[START OF DATA PROVIDED]

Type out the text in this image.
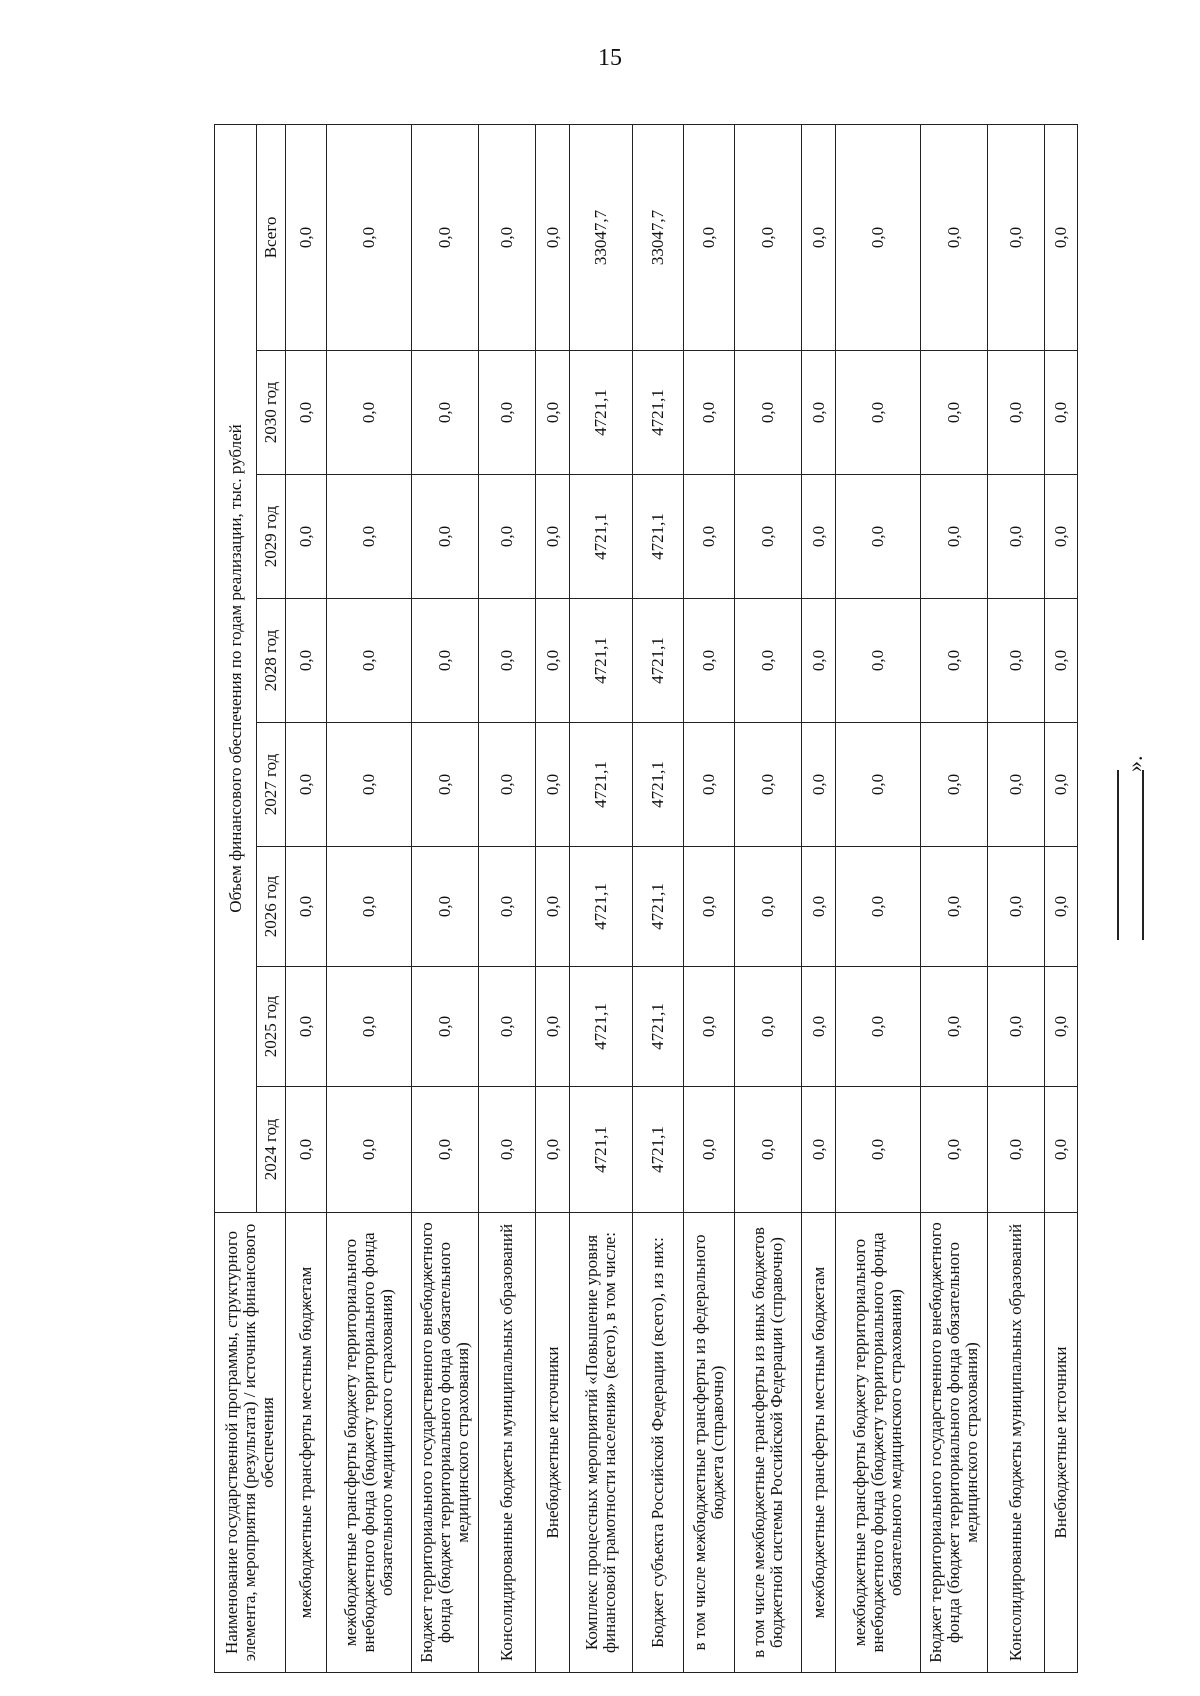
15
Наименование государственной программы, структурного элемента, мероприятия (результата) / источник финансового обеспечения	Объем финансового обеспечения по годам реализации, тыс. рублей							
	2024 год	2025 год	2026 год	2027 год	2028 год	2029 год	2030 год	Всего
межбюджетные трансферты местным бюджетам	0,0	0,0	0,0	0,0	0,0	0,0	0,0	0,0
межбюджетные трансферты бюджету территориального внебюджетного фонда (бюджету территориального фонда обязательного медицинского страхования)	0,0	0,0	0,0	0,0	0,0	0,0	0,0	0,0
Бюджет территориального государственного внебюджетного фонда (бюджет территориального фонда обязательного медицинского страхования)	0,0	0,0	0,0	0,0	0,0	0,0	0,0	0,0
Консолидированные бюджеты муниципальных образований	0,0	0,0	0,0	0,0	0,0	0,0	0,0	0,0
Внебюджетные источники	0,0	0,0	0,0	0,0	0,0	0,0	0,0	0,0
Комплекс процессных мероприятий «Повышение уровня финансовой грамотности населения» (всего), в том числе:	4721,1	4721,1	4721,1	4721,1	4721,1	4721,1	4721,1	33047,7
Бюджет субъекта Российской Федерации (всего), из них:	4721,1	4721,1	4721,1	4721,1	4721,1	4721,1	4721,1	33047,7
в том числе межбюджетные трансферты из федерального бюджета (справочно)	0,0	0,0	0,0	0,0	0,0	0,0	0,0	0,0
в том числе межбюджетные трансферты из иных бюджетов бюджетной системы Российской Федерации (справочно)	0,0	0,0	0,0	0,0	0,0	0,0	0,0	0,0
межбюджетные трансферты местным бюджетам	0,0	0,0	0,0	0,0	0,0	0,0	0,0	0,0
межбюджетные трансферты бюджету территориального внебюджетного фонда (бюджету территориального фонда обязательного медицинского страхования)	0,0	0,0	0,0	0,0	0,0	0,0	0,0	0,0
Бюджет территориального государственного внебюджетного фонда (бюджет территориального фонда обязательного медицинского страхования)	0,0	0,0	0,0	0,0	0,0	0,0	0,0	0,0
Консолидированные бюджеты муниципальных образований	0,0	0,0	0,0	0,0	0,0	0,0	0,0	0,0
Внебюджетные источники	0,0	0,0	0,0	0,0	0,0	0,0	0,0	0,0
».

[END OF DATA PROVIDED]

--- EXERCISE ---
All lines in the data that contain the word "Федерации" should be copied.

--- EXERCISE RESPONSE ---
Бюджет субъекта Российской Федерации (всего), из них:	4721,1	4721,1	4721,1	4721,1	4721,1	4721,1	4721,1	33047,7
в том числе межбюджетные трансферты из иных бюджетов бюджетной системы Российской Федерации (справочно)	0,0	0,0	0,0	0,0	0,0	0,0	0,0	0,0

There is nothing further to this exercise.